[Stored data entries]
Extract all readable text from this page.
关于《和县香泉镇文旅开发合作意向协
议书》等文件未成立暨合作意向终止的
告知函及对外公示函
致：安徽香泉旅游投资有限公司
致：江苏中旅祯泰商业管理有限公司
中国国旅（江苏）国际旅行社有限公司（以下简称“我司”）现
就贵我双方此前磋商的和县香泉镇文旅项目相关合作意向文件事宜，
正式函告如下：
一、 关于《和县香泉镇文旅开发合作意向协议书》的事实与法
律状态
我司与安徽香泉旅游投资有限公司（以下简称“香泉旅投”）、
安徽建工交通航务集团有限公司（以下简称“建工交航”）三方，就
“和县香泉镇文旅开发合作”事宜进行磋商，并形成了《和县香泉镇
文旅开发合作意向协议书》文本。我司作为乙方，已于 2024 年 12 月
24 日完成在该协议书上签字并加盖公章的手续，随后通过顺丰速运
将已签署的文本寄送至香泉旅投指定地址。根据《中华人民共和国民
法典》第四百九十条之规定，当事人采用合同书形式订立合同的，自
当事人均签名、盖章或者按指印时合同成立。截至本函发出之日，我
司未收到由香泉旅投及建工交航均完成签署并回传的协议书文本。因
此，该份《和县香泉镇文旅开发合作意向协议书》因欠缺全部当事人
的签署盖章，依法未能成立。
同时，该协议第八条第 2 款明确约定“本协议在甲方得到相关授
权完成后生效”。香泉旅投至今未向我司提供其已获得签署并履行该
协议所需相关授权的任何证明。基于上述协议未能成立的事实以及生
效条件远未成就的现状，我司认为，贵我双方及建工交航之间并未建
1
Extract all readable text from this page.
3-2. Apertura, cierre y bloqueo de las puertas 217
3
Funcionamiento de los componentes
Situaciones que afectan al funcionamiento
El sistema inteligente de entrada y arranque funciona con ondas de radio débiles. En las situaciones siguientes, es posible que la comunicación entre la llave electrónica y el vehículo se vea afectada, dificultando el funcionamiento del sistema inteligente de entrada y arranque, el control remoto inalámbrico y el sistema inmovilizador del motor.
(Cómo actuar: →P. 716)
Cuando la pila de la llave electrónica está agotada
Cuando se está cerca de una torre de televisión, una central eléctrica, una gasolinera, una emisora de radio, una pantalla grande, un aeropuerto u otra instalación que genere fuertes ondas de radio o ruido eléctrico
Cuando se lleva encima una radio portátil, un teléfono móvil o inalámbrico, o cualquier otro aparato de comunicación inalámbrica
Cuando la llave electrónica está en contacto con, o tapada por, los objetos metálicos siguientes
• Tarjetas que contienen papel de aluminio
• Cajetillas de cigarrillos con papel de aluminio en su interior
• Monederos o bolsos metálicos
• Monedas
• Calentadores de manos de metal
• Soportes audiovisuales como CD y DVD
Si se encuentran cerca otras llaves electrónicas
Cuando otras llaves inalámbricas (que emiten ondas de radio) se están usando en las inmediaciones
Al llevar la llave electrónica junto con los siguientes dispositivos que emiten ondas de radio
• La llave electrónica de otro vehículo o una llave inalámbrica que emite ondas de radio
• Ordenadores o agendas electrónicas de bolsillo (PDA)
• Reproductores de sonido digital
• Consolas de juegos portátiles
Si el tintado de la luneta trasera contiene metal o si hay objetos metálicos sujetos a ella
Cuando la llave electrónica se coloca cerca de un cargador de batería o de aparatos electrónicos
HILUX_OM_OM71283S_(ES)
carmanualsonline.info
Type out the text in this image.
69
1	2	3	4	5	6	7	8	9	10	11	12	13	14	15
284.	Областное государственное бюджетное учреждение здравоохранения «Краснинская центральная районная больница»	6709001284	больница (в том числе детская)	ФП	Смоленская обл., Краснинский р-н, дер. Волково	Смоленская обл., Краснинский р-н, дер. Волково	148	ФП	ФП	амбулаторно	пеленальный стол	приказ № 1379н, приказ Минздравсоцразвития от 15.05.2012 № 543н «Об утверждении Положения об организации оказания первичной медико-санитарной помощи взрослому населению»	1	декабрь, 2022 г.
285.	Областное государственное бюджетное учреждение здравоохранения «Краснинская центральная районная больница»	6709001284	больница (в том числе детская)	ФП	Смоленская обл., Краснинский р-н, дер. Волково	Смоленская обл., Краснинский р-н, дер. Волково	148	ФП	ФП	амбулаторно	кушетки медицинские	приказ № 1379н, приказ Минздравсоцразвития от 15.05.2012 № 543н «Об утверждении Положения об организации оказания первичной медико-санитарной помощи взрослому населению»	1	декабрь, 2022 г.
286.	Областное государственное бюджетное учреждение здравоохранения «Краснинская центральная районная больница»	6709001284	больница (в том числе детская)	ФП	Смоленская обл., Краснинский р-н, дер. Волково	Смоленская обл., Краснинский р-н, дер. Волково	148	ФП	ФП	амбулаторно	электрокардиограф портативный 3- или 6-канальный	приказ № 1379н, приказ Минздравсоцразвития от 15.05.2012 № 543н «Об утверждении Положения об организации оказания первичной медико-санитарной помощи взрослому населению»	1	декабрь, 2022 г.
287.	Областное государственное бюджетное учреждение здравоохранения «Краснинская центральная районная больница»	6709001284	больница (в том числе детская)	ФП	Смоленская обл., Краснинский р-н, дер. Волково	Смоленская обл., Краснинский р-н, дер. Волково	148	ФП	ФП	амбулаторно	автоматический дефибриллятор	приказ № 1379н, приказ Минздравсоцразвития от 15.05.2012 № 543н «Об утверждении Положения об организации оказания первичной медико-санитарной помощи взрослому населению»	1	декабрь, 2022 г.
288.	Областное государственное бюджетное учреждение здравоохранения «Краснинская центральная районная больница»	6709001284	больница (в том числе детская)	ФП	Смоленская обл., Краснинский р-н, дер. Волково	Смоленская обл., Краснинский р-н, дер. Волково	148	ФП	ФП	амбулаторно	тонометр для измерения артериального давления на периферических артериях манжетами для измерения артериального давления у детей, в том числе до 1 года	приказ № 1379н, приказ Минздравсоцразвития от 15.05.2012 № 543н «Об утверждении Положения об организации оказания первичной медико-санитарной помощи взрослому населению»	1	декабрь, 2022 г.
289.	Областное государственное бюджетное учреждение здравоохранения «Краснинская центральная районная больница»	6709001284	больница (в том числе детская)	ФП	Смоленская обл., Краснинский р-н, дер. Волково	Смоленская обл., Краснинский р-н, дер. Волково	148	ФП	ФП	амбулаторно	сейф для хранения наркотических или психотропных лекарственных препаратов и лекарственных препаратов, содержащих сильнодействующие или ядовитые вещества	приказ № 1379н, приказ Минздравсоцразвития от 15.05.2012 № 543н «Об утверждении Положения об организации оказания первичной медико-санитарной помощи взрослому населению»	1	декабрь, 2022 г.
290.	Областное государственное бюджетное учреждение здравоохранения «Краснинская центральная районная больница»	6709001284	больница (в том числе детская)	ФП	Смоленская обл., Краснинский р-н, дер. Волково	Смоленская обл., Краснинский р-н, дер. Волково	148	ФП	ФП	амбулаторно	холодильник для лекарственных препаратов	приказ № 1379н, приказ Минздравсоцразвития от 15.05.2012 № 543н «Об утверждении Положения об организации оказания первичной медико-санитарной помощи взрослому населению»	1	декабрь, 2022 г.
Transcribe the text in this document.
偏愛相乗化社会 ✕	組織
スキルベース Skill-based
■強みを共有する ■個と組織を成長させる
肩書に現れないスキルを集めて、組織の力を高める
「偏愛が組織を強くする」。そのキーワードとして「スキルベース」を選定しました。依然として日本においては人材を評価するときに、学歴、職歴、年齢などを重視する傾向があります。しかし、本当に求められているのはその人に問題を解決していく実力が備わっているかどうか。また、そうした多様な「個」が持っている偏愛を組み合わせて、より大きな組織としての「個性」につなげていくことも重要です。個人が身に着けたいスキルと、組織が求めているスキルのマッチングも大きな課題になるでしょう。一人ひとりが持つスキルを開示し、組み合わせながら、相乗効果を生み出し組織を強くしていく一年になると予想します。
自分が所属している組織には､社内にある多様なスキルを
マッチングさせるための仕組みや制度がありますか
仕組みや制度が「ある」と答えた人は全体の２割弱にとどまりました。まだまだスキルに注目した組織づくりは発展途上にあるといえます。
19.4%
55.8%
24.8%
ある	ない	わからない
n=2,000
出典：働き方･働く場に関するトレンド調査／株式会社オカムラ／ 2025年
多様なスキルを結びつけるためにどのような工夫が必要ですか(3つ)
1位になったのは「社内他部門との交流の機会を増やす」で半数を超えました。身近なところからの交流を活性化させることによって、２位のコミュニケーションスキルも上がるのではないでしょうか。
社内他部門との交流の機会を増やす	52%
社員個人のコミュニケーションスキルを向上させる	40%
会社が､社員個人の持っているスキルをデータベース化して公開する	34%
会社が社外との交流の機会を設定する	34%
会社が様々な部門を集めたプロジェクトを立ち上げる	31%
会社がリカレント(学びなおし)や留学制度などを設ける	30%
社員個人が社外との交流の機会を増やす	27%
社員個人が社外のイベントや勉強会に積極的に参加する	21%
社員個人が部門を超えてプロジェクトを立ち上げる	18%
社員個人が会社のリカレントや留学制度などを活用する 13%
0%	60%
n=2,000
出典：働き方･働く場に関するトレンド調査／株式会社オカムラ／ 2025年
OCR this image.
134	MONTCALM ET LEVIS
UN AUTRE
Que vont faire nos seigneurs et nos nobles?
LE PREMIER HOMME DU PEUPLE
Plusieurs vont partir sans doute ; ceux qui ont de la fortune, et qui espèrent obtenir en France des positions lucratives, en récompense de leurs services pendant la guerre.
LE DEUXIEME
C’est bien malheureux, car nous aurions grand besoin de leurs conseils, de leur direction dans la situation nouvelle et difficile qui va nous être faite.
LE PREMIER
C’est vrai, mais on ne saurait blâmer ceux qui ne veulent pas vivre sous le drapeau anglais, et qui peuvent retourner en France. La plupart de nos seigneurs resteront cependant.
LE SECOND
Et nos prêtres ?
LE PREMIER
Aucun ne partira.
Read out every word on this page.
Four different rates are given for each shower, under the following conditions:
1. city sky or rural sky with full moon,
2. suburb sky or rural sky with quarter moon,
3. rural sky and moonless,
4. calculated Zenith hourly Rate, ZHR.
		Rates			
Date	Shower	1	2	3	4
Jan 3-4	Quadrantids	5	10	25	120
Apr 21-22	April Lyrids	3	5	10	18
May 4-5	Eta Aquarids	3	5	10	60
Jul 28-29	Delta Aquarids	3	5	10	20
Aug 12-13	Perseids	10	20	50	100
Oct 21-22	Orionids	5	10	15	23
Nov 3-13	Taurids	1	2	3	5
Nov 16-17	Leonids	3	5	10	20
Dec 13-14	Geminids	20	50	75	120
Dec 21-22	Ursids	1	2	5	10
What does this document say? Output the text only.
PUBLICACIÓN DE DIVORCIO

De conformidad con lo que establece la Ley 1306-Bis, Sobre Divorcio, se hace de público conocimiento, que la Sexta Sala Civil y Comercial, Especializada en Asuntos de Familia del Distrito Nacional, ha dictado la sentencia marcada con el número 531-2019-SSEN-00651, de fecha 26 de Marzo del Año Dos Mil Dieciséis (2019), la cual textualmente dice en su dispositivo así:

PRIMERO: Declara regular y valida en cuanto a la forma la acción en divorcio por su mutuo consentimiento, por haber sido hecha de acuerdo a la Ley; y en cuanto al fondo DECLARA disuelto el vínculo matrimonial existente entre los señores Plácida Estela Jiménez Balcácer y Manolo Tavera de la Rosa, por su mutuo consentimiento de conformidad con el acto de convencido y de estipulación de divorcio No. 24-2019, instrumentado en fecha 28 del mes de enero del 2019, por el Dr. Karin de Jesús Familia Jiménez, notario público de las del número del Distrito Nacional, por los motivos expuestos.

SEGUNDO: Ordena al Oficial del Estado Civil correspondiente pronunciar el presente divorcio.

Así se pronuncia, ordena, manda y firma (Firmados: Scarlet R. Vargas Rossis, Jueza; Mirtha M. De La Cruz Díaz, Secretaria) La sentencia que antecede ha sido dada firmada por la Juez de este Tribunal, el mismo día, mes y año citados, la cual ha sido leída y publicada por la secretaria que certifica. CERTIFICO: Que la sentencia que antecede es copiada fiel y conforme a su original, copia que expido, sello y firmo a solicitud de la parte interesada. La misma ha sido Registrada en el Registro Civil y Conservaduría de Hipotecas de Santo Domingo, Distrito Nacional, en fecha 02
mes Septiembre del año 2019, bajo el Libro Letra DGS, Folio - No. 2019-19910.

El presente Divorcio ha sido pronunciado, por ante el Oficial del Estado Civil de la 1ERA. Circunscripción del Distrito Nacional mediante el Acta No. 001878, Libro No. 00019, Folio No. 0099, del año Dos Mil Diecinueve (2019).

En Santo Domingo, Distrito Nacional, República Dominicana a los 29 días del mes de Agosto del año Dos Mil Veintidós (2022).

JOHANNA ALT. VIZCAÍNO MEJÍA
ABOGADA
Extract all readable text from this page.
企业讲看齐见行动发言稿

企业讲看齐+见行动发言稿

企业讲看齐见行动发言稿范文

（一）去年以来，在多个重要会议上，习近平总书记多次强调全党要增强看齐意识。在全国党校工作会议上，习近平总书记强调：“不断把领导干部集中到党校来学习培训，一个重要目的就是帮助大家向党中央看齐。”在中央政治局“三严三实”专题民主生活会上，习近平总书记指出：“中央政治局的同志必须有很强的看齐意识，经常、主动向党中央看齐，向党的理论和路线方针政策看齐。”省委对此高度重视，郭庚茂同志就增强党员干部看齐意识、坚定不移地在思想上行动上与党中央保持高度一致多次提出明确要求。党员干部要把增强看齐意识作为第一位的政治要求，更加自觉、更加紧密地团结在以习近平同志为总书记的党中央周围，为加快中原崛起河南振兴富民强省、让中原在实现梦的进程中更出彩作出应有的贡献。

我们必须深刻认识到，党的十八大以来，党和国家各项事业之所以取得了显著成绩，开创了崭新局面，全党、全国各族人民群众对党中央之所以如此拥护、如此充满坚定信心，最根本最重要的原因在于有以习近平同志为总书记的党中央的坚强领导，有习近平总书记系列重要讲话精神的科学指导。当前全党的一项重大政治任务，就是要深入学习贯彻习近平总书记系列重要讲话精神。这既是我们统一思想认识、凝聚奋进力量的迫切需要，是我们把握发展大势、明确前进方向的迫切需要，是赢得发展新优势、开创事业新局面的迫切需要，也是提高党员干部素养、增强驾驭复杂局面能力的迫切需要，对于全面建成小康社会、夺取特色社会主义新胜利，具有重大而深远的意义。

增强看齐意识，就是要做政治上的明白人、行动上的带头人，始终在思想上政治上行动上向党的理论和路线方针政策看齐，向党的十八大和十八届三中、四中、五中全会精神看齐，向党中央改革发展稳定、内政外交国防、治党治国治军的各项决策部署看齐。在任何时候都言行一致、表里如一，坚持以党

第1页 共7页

• _SHORT EXERCISE_
From the records above, how many lines include the word "seigneurs"? Only the number is wanted.

• _FINAL RESULT_
2